> **CONSEGNA A**
Trascrivi tali e quali le righe fornite, partendo dalla prima e arrivando fino a quella che contiene "addressee-item: 4.The General", compresa.
___ TESTO PROPOSTO
Pubblicato il 25 gennaio 2008 da Alessandro Izzi


Into the wild

Chris McCandless è un ragazzo di ventidue anni fresco di laurea. La sua è una vita sicura, medio borghese, apparentemente tranquilla. Il suo futuro è indirizzato verso un praticantato in legge e una successiva sicura professione gratificata dal più lauto degli stipendi, da una casa, da un’automobile nuova. Figli magari. Eppure una mattina, proprio subito dopo la consegna dei diplomi di laurea, senza una parola e senza un saluto, Chris fa dono di tutti i suoi risparmi ad associazioni caritatevoli, prende la sua macchina che è un po’ un rottame e si mette per strada. Senza una meta, sognando, ad occhi aperti, il sogno di una vita, into the wild, nella natura selvaggia. Da solo.

Fin dall’inizio il viaggio di Chris si configura, per lo spettatore, come una sorta di impresa dalla doppia anima.
______
___ RIGHE FORNITE
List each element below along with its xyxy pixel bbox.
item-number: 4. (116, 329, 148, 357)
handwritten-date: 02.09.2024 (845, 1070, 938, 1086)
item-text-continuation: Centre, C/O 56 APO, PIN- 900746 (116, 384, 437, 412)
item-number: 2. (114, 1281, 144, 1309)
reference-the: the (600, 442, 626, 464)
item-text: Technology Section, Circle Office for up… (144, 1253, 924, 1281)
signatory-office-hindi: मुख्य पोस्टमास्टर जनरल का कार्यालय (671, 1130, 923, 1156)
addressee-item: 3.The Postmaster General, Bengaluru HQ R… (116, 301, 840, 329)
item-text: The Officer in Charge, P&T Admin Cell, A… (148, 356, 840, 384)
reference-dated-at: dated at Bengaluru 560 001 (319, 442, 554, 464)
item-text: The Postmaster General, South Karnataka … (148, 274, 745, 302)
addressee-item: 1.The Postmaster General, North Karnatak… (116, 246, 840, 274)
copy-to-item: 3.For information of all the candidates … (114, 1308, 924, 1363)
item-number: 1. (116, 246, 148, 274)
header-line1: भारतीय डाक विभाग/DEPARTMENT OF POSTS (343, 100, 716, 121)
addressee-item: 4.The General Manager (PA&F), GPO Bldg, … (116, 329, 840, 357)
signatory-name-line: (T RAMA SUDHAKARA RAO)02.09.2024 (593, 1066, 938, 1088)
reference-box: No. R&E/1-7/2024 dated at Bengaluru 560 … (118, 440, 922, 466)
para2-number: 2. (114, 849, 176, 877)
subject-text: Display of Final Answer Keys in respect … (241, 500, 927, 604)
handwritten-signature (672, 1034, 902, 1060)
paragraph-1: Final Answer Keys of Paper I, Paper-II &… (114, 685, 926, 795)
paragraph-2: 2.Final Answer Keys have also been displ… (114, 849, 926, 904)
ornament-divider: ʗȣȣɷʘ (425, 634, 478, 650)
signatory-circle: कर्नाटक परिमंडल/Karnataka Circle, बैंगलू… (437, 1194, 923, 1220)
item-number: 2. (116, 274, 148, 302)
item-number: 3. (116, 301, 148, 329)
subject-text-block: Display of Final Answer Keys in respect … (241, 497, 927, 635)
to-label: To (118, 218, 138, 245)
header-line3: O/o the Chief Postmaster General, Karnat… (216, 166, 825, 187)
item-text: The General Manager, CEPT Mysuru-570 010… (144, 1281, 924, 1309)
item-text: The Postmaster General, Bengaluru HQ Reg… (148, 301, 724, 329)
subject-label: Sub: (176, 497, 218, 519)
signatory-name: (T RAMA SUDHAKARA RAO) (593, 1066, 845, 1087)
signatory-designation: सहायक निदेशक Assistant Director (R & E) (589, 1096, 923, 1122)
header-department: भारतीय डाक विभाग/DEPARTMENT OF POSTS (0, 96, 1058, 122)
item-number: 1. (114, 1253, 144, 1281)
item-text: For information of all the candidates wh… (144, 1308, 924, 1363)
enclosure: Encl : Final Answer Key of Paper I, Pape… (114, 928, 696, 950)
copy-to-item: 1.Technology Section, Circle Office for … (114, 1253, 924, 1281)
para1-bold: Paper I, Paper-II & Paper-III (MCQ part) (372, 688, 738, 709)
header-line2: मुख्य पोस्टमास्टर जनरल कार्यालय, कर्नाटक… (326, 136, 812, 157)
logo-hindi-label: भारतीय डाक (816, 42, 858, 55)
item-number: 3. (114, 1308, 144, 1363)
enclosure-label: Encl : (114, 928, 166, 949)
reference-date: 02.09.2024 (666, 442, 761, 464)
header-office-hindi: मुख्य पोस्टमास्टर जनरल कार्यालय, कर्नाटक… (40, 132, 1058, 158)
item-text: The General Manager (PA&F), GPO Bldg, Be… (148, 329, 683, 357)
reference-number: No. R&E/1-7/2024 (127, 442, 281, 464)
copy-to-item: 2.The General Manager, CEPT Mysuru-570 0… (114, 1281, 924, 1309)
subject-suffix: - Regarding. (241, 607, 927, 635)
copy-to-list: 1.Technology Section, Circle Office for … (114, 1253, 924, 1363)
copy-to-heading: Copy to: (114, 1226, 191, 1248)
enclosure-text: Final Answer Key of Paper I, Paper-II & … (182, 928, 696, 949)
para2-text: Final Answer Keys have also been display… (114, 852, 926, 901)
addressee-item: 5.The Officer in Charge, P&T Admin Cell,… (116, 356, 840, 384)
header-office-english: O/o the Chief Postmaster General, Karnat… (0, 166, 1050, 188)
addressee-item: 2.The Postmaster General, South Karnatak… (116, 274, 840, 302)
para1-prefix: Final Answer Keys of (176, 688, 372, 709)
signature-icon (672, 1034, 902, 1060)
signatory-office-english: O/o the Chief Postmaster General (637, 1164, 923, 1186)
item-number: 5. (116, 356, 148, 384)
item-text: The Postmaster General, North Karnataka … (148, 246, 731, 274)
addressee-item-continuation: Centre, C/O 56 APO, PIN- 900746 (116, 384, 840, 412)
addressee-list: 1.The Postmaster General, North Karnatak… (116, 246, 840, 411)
______
> **CONSEGNA B**
Nel testo su Into the wild, quali sono le cose che avrebbero gratificato la futura professione di Chris? Elencale tutte.

> **RISPOSTA SCRITTA A**
List each element below along with its xyxy pixel bbox.
item-number: 4. (116, 329, 148, 357)
handwritten-date: 02.09.2024 (845, 1070, 938, 1086)
item-text-continuation: Centre, C/O 56 APO, PIN- 900746 (116, 384, 437, 412)
item-number: 2. (114, 1281, 144, 1309)
reference-the: the (600, 442, 626, 464)
item-text: Technology Section, Circle Office for up… (144, 1253, 924, 1281)
signatory-office-hindi: मुख्य पोस्टमास्टर जनरल का कार्यालय (671, 1130, 923, 1156)
addressee-item: 3.The Postmaster General, Bengaluru HQ R… (116, 301, 840, 329)
item-text: The Officer in Charge, P&T Admin Cell, A… (148, 356, 840, 384)
reference-dated-at: dated at Bengaluru 560 001 (319, 442, 554, 464)
item-text: The Postmaster General, South Karnataka … (148, 274, 745, 302)
addressee-item: 1.The Postmaster General, North Karnatak… (116, 246, 840, 274)
copy-to-item: 3.For information of all the candidates … (114, 1308, 924, 1363)
item-number: 1. (116, 246, 148, 274)
header-line1: भारतीय डाक विभाग/DEPARTMENT OF POSTS (343, 100, 716, 121)
addressee-item: 4.The General Manager (PA&F), GPO Bldg, … (116, 329, 840, 357)

> **RISPOSTA SCRITTA B**
- il più lauto degli stipendi
- una casa
- un'automobile nuova